Stored items from a collection:
☆ ☆ ☆ ☆ ☆
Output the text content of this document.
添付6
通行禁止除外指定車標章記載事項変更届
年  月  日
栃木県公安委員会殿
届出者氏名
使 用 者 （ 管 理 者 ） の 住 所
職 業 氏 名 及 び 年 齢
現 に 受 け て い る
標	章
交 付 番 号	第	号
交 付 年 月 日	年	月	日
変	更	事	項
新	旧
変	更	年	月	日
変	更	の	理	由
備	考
☆ ☆ ☆ ☆ ☆
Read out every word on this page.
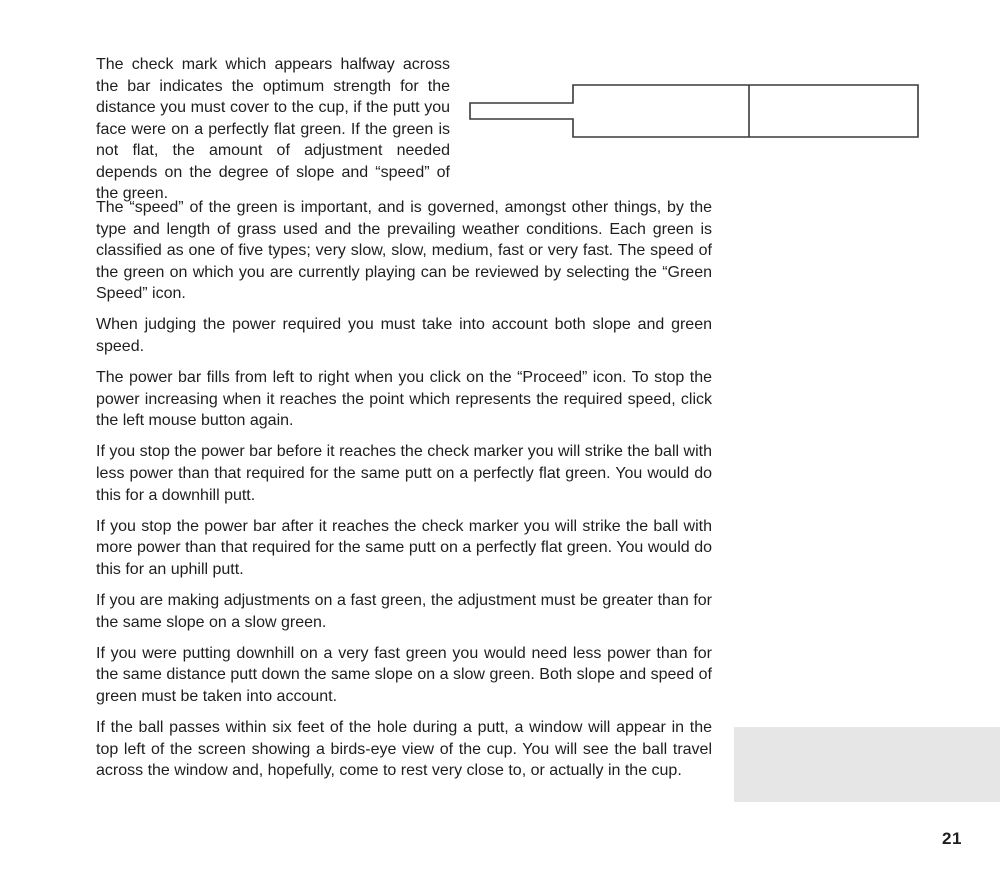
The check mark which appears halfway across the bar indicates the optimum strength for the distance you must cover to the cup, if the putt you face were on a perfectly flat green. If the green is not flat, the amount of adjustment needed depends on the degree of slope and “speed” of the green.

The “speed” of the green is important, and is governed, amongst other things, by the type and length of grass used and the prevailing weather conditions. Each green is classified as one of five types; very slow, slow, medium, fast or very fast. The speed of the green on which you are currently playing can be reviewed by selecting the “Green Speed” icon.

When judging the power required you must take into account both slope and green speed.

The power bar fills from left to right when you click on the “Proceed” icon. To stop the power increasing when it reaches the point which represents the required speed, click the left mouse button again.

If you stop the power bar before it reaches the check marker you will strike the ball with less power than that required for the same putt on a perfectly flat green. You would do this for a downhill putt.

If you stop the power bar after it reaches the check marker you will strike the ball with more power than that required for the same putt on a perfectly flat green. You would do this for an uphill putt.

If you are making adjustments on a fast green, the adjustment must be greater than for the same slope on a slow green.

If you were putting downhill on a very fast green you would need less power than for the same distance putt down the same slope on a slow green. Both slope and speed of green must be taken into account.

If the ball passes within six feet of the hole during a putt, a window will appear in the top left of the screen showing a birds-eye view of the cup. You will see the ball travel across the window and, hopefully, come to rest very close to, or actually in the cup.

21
☆ ☆ ☆ ☆ ☆
WHAT NEEDS TO BE DONE. Search the records above for "were". Copy each line where it is found.

WRITTEN RESPONSE.
The check mark which appears halfway across the bar indicates the optimum strength for the distance you must cover to the cup, if the putt you face were on a perfectly flat green. If the green is not flat, the amount of adjustment needed depends on the degree of slope and “speed” of the green.
If you were putting downhill on a very fast green you would need less power than for the same distance putt down the same slope on a slow green. Both slope and speed of green must be taken into account.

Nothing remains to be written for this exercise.